** Start of GIVEN PASSAGE **
The film was taken on tour all over the country to the remotest parts of the most conservative North. The response, according to Richards, was encouraging, adding, “The imams in those areas were so happy they gave us presents and thanked us for taking the film to their communities. It was received really well and there were a group of young Northerners, about 12, 13, who had babies with them. They asked us, after the movie was shown, ‘so, what age should we allow our children marry?’ We told them to let them finish school before they got married. It was very encouraging to know that our work counted and it could make a change.”

Oshin, who mentored Adeola Oshikojo, said she met her fresh out of film school. Today, she is one of the leading lights out of the young crop of women, who are directors in Nollywood.
** End of GIVEN PASSAGE **
** Start of RECORDS PROVIDED **
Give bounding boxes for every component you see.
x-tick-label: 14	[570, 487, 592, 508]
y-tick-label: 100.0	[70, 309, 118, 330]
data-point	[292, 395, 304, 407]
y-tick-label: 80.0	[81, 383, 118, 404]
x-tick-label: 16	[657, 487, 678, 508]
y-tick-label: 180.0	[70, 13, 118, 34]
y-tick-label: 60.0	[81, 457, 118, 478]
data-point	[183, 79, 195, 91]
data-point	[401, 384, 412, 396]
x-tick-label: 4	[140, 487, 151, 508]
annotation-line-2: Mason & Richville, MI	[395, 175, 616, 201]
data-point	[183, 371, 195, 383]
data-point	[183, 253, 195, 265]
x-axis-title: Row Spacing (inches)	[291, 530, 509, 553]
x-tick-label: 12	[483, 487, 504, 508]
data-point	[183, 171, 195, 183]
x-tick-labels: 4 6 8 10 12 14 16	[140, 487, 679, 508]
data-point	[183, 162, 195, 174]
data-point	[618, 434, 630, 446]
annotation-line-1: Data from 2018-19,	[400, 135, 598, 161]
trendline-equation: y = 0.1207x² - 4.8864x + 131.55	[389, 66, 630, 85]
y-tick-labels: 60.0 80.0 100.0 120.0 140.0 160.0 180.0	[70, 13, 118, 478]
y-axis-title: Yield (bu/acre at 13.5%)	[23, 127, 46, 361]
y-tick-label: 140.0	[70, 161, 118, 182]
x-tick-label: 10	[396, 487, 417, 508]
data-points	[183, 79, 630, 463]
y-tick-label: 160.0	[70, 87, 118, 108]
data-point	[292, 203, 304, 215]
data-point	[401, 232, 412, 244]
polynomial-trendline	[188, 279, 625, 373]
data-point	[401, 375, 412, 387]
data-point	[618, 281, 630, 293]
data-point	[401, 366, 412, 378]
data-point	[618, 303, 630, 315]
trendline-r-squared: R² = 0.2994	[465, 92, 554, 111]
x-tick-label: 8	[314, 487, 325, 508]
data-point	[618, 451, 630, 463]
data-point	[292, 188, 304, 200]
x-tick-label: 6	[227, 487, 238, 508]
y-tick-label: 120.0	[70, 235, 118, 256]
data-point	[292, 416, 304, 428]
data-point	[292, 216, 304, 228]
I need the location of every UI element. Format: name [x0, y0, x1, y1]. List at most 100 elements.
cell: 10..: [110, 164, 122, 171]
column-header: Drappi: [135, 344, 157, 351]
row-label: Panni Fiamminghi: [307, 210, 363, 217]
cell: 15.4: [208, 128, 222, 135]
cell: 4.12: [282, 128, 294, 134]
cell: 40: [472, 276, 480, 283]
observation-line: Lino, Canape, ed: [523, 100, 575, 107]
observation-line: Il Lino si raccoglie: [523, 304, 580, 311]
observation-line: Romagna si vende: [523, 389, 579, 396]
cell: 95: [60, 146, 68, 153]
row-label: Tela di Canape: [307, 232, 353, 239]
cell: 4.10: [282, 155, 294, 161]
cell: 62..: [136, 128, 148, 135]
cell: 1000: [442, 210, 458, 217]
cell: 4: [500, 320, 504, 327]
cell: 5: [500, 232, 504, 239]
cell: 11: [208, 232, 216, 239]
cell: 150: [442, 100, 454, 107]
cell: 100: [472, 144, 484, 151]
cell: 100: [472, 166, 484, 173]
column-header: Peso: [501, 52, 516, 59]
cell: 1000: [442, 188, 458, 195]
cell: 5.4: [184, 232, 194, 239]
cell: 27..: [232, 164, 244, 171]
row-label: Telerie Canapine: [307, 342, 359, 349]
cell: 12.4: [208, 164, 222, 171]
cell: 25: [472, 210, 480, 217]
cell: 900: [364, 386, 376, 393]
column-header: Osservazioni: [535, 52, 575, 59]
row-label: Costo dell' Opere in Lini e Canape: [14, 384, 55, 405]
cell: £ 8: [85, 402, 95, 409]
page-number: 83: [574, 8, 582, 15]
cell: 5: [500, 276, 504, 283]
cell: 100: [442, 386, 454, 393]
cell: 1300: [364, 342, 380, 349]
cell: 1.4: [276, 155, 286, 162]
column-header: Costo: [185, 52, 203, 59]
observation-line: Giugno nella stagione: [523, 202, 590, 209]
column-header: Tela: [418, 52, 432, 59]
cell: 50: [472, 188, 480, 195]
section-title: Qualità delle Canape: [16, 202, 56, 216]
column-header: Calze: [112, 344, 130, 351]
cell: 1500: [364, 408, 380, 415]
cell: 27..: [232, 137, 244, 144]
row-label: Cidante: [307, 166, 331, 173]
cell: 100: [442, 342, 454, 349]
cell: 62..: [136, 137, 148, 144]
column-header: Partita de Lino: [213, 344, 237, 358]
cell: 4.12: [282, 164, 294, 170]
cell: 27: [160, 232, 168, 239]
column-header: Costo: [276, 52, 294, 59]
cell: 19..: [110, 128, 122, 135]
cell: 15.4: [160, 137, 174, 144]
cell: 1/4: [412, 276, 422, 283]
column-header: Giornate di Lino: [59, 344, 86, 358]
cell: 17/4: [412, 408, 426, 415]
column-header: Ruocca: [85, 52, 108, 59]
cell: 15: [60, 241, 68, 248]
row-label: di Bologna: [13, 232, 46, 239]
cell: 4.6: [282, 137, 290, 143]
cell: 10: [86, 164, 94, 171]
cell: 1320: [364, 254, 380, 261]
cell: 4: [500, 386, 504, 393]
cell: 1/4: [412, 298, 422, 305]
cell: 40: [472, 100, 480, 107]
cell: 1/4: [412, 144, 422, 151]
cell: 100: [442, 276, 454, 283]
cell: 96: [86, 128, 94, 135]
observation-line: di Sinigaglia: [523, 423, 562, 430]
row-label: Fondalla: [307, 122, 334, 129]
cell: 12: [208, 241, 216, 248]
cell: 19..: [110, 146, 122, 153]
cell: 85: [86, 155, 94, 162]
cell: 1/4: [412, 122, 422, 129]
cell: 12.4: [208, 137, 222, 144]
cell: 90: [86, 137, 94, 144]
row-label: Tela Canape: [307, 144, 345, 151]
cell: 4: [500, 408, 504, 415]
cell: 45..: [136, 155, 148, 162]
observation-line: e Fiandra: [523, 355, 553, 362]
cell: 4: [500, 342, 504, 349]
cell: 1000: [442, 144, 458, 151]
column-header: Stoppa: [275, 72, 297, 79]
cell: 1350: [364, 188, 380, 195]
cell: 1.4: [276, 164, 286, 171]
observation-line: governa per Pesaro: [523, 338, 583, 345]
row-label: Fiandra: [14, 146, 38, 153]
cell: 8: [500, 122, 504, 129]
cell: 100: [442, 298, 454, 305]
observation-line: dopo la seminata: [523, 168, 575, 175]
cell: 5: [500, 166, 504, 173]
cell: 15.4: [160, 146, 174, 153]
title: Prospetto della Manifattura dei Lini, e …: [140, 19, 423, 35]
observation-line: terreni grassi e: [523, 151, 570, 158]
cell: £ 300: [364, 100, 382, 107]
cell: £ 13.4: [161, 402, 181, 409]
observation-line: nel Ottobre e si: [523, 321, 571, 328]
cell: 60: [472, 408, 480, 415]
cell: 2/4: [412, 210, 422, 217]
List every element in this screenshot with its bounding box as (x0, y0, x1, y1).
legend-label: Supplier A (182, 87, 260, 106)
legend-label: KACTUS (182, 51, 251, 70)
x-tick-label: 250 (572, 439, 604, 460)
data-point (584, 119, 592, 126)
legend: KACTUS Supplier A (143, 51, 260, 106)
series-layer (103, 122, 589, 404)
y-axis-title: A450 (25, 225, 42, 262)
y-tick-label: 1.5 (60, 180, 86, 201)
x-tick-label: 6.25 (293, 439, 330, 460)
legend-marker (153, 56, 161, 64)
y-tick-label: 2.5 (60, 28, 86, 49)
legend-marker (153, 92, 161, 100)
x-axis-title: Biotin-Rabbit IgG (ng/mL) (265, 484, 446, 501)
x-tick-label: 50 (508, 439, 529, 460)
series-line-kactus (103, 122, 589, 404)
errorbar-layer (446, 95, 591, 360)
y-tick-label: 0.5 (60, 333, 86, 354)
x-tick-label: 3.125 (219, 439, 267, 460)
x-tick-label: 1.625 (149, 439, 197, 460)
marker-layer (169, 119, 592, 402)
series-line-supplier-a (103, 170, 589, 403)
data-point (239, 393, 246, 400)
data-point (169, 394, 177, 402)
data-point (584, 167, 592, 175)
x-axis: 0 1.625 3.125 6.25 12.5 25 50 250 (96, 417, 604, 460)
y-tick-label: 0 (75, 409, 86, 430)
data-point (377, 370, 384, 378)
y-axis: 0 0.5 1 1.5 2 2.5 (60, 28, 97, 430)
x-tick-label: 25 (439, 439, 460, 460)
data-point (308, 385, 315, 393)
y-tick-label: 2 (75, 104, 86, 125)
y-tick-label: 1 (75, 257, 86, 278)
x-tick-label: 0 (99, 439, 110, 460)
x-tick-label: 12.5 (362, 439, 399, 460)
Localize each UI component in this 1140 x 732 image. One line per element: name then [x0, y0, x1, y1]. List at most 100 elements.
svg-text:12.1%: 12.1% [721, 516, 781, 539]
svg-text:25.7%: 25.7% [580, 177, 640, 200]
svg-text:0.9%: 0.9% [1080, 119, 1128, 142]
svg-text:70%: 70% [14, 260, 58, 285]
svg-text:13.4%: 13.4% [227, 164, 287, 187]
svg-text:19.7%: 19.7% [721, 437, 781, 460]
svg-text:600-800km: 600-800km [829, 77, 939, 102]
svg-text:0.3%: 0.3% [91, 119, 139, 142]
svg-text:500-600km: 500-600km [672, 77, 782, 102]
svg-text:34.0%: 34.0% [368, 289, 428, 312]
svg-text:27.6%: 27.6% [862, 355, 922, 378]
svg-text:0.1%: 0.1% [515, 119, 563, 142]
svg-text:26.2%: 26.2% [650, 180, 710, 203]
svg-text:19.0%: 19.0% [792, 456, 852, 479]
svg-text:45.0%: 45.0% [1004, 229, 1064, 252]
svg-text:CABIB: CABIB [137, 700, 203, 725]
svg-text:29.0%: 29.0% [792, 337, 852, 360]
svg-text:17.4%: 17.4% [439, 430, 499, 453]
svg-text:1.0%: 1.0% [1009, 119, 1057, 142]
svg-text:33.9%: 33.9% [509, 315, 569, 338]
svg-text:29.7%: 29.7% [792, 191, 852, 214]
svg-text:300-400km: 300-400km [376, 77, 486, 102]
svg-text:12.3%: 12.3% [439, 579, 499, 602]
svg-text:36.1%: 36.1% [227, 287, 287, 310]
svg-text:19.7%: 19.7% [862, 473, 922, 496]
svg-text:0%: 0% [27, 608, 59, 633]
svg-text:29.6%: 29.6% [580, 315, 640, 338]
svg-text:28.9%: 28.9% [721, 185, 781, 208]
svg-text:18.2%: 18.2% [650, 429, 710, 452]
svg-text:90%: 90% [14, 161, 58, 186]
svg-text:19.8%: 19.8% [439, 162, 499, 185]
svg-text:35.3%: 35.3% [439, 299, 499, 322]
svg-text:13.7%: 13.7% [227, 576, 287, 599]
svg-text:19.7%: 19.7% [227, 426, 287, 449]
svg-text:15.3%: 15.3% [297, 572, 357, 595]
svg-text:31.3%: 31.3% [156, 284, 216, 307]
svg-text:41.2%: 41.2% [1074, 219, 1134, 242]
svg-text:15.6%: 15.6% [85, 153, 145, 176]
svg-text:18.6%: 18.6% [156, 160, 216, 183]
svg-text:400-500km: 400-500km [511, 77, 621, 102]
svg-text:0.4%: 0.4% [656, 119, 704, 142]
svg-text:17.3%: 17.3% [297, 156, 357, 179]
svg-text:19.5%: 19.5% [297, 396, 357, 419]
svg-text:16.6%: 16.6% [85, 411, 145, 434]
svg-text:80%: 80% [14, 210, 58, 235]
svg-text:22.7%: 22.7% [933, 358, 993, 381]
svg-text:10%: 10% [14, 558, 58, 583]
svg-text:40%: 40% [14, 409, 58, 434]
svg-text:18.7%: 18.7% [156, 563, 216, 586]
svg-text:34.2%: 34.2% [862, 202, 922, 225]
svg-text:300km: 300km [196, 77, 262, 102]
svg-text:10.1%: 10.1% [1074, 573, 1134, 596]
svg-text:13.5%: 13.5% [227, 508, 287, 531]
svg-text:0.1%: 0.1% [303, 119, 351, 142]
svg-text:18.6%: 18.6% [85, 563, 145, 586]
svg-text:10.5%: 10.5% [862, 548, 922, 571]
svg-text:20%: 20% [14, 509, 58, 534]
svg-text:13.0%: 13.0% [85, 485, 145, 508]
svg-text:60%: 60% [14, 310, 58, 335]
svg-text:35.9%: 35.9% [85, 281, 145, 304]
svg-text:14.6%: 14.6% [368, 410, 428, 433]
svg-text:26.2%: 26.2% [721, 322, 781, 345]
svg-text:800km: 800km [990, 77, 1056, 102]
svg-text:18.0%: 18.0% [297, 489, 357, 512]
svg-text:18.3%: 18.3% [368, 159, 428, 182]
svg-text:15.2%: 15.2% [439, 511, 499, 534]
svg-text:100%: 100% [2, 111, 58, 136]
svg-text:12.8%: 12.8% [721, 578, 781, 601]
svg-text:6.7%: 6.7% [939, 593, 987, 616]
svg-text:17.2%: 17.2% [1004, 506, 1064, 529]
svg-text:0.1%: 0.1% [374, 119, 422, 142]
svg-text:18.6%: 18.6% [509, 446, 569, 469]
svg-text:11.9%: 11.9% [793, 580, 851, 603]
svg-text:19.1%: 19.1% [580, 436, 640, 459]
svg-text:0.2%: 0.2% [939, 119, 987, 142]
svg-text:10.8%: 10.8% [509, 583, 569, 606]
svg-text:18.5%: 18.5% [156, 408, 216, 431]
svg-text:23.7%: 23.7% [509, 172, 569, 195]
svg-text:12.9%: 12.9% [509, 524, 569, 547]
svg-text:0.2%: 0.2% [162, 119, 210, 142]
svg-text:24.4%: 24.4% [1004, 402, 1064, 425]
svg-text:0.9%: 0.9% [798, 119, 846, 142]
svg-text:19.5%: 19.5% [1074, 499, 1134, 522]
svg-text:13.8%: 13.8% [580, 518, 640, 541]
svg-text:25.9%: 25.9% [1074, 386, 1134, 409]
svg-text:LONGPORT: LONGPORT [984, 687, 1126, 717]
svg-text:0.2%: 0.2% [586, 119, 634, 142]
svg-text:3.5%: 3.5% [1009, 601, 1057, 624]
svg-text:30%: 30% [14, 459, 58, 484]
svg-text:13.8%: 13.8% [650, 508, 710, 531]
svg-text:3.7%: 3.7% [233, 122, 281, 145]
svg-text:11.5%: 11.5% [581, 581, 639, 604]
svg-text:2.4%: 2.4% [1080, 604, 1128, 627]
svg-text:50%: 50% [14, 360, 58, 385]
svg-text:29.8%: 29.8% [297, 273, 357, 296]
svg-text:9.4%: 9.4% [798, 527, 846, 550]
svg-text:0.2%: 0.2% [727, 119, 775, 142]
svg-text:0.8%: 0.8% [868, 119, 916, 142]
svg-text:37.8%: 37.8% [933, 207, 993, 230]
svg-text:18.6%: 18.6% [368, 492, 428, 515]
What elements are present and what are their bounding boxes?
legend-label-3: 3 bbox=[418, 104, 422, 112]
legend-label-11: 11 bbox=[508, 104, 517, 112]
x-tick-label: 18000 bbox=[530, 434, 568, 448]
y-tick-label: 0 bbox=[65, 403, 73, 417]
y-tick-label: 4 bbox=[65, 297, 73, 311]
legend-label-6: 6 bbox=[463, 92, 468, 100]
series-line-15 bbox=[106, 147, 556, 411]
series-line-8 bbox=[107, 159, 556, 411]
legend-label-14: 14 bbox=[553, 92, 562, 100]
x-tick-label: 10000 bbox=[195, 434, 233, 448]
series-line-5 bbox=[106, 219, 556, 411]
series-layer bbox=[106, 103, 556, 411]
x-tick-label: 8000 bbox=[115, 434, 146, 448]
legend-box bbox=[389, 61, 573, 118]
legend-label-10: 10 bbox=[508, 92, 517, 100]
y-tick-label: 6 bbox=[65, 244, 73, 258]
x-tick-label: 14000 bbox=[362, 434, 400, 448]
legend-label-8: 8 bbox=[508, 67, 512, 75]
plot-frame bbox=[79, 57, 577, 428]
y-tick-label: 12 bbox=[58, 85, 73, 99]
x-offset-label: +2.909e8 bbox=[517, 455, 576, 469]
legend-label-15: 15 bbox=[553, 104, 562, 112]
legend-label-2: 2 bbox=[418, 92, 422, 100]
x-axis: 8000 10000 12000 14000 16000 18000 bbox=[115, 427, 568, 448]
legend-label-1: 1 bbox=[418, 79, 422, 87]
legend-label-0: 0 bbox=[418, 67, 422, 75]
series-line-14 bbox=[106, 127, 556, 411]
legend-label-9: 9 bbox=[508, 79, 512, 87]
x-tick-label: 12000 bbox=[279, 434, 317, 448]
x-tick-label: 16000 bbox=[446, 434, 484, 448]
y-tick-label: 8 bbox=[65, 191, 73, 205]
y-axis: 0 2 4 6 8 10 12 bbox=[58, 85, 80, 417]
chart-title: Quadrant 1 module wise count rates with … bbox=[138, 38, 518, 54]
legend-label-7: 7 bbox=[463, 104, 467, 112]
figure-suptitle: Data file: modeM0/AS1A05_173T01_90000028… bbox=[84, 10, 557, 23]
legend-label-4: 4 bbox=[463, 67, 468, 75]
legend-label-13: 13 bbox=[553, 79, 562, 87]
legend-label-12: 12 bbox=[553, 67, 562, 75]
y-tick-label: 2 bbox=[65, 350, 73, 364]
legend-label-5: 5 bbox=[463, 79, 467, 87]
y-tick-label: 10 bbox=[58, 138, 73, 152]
** End of RECORDS PROVIDED **
WHAT TO WORK ON →
a) Name every person the passage on the film tour and Nollywood directors identifies by name.
b) Extend the passage on the film tour and Nollywood directors by writing what comes after its final sentence.

OUTPUTS BY TASK →
a) Richards, Oshin, Adeola Oshikojo

b)
One of Oshikojo’s works, Help, My Wife is Pregnant, is about two characters from different tribes – Emeka, who is Igbo and Kofo, who is Yoruba. Oshikojo said, “When people from different tribes marry, there is always a lot of ups and downs. One of the challenges with Nigeria and Africa in general is that we always have a lot of tribal uprisings. So, for me, it’s a statement and I think the film is very important now that some people believe the Biafra Republic should exist; this is just to show people that it is possible for us to live together as a people despite our differences.”

In concluding the incisive programme, Oshin said, “I am glad that a lot of women following in Amaka Igwe’s footsteps are striving to change the world and to make Nigeria a better place through their films. It excites me to think what great strides our homegrown directors will make in the years to come.